[Records from a data collection]
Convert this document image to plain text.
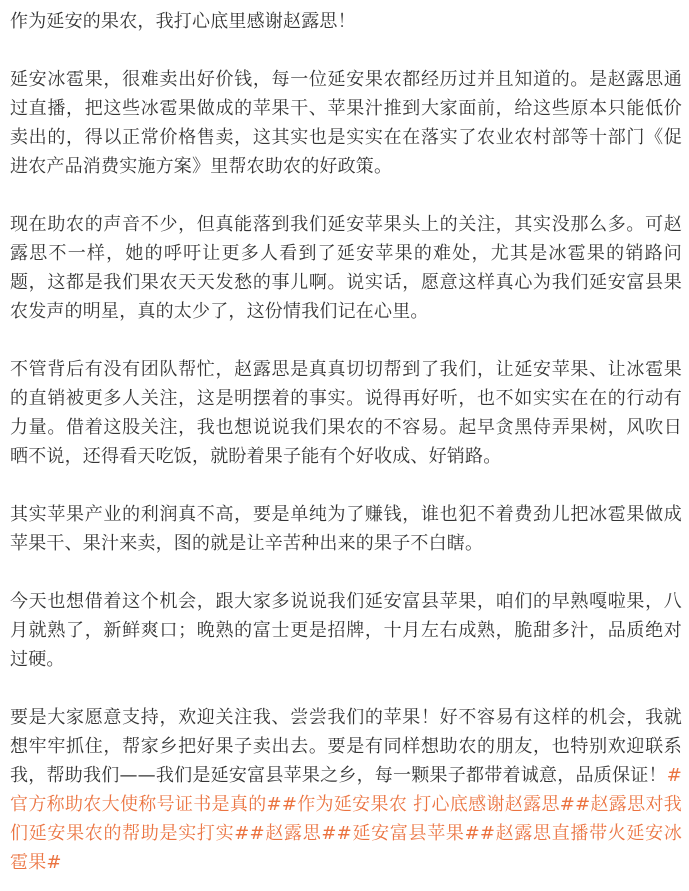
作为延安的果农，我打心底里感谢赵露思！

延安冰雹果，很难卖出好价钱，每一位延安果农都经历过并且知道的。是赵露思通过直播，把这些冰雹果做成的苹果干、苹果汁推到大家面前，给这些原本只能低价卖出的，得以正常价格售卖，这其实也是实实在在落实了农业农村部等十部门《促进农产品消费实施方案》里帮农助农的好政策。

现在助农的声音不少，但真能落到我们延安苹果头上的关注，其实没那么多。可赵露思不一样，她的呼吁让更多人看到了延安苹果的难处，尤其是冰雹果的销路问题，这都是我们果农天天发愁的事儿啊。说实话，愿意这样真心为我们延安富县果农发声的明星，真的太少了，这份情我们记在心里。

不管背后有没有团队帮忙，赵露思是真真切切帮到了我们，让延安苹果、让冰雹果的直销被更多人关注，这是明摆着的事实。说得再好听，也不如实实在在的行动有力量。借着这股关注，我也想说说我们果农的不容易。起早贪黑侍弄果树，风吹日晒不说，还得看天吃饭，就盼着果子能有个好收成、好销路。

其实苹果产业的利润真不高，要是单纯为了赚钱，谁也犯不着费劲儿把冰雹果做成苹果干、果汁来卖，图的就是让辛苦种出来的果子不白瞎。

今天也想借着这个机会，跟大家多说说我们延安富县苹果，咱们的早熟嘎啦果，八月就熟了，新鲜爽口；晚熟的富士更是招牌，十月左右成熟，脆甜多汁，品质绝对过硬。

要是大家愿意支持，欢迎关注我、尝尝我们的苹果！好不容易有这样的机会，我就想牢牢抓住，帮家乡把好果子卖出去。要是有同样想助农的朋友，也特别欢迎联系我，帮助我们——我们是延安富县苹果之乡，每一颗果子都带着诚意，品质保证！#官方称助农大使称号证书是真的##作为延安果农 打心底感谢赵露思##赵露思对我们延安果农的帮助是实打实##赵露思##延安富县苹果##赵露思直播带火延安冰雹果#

**Task goal**
Transcribe the whole listing exactly. Pictures are excluded.

**Problem solution**
Convert this document image to plain text.
作为延安的果农，我打心底里感谢赵露思！

延安冰雹果，很难卖出好价钱，每一位延安果农都经历过并且知道的。是赵露思通过直播，把这些冰雹果做成的苹果干、苹果汁推到大家面前，给这些原本只能低价卖出的，得以正常价格售卖，这其实也是实实在在落实了农业农村部等十部门《促进农产品消费实施方案》里帮农助农的好政策。

现在助农的声音不少，但真能落到我们延安苹果头上的关注，其实没那么多。可赵露思不一样，她的呼吁让更多人看到了延安苹果的难处，尤其是冰雹果的销路问题，这都是我们果农天天发愁的事儿啊。说实话，愿意这样真心为我们延安富县果农发声的明星，真的太少了，这份情我们记在心里。

不管背后有没有团队帮忙，赵露思是真真切切帮到了我们，让延安苹果、让冰雹果的直销被更多人关注，这是明摆着的事实。说得再好听，也不如实实在在的行动有力量。借着这股关注，我也想说说我们果农的不容易。起早贪黑侍弄果树，风吹日晒不说，还得看天吃饭，就盼着果子能有个好收成、好销路。

其实苹果产业的利润真不高，要是单纯为了赚钱，谁也犯不着费劲儿把冰雹果做成苹果干、果汁来卖，图的就是让辛苦种出来的果子不白瞎。

今天也想借着这个机会，跟大家多说说我们延安富县苹果，咱们的早熟嘎啦果，八月就熟了，新鲜爽口；晚熟的富士更是招牌，十月左右成熟，脆甜多汁，品质绝对过硬。

要是大家愿意支持，欢迎关注我、尝尝我们的苹果！好不容易有这样的机会，我就想牢牢抓住，帮家乡把好果子卖出去。要是有同样想助农的朋友，也特别欢迎联系我，帮助我们——我们是延安富县苹果之乡，每一颗果子都带着诚意，品质保证！#官方称助农大使称号证书是真的##作为延安果农 打心底感谢赵露思##赵露思对我们延安果农的帮助是实打实##赵露思##延安富县苹果##赵露思直播带火延安冰雹果#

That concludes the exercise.